◆ **Supplied text**:
──────────────────────────────

A stock CD32 will treat it's CD Drive just like a floppy drive. Upon boot up, even if a floppy drive is present via the SX-1 or SX-32, even if the harddrive is present, the first thing the unit will try is to spin the disc and read the CD Rom as though it was a floppy. Though the CD32 was billed as a console, peaking under the hood at how it all works reveals that it's just a normal amiga with a slightly unique boot up ROM. The CDs themselves are treated just like huge floppies with a bootsector containing a file called CDTV.TM. CDTV.TM is a file that is required to make a CD game self booting and identify as a floppy. The CD32 looks for CDTV.TM in the bootsector, and if present, it'll then begin looking at the CD like it's a floppy, launching whatever script is in the /S folder on the CD like a normal floppy.
With this in mind, we can create self-booting CD games that behave like a floppy. To do this, we need a few tools:
* A normal, modern PC running WinUAE and the kickstart roms, which can be legally purchased here: http://www.amigaforever.com/
* A CD Burner on said PC
* CDTV Developer's kit (Not readily available for purchase, but if interested shoot me a PM and I can direct you to someone who owns the rights to said kit)
* MakeCD for Amiga (the unregistered demo floating around online is fine)
* WHDLoad32: (registered version preferred) http://www.whdload.de/docs/en/cd32.html
To build a self-booting CD, first configure WinUAE to boot up into Workbench, setting up the emulator to use a folder on your PC as thought it was a harddrive (this is where our disc image is going to output to). You'll also probably want to get an ADF image of the game you're going to format shift.
On the PC side of things, configure a folder with all the contents of your self-booting CD. This means the folder that'll contain what will become your CD should have an /s folder with an appropriate WHDLoad32 script inside, along with the WHD files from your ADF. If you're unfamiliar with what a self booting game's contents should look like, what I did to learn was download a self-booting title from RGCD:
Like this Turrican collection (which I feel confident linking to because Factor 5 themselves have the games available to freely download on their website)
Just follow the example from his iso on how to build your folder. You can even use his own scripts to load your WHDLoad32 files, which I did. I dunno if RGCD minds if you use his scripts as a template, but I asked him about this one time and he didn't seem to get upset, so YMMV.
Anywho, after you have a folder with the appropriate content on your PC, open up MakeCD and feed it the folder as a source. Because you have that mounted folder inside the folder mounted as a harddrive, Workbench will see it as an amiga folder and treat it as such.When you add the folder as a source, you'll see a button that says "Boot Options." Click this and select "Add CDTV settings to image" which will request a trademark file. Browse to your CDTV.TM file from your developers tools and click save.
Click Create ISO and set your ISO Prefs to match the screen above. Click "OK" then "make image file" and let MakeCD run. It'll spit out an iso into the folder you have mounted. Close WinUAE and go to windows and burn that ISO like any normal ISO. That CD you burn will now be a selfbooting WHDLoad CD that can run the floppy game you fed it as though it was a floppy.
This isn't that complex once you get the process down - the most difficult part is configuring WHDLoad correctly in your /s script. Beyond that, it's a good way to transfer your floppies to CD. The downside, of course, is that CD32 CD-Rom drives are dying and a normal A1200 doesn't have a CD Rom Drive to begin with.

──────────────────────────────

◆ **Information provided**:
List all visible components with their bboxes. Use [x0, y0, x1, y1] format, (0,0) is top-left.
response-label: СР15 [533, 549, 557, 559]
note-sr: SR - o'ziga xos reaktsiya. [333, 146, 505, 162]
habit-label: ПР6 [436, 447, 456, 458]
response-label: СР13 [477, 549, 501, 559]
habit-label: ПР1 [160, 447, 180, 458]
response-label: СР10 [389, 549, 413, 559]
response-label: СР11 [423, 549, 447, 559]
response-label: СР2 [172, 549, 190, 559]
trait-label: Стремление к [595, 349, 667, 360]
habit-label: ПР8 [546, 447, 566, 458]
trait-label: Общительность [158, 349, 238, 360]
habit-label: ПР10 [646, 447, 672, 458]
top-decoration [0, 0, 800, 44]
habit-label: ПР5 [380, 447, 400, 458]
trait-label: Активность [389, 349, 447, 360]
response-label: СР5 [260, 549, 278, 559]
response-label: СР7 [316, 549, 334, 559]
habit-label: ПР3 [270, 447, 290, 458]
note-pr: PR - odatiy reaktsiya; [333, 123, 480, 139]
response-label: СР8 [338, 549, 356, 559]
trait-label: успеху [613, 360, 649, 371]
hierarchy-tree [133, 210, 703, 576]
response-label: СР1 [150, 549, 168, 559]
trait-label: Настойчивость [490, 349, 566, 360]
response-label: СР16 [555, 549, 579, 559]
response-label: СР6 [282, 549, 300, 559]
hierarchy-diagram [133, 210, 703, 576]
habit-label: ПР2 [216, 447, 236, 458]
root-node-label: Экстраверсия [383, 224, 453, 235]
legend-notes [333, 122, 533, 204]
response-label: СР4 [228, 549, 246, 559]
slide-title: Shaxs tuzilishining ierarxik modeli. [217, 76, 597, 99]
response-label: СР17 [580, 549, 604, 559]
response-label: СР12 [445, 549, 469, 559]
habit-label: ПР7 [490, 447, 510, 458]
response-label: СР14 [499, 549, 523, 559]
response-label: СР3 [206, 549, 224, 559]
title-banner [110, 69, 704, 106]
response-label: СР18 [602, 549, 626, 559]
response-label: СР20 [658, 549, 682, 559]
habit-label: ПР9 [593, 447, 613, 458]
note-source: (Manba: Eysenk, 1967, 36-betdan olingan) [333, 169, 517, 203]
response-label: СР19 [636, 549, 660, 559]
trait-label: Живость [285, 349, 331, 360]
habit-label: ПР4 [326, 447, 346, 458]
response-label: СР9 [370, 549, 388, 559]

──────────────────────────────

◆ **What needs to be done**: Reproduce, word for word, the stretch of the guide to making self-booting CD32 discs that opens with the words containing "Anywho, after you" and closes with "it as though it was a floppy.".

◆ **Result of the exercise**:
Anywho, after you have a folder with the appropriate content on your PC, open up MakeCD and feed it the folder as a source. Because you have that mounted folder inside the folder mounted as a harddrive, Workbench will see it as an amiga folder and treat it as such.When you add the folder as a source, you'll see a button that says "Boot Options." Click this and select "Add CDTV settings to image" which will request a trademark file. Browse to your CDTV.TM file from your developers tools and click save.
Click Create ISO and set your ISO Prefs to match the screen above. Click "OK" then "make image file" and let MakeCD run. It'll spit out an iso into the folder you have mounted. Close WinUAE and go to windows and burn that ISO like any normal ISO. That CD you burn will now be a selfbooting WHDLoad CD that can run the floppy game you fed it as though it was a floppy.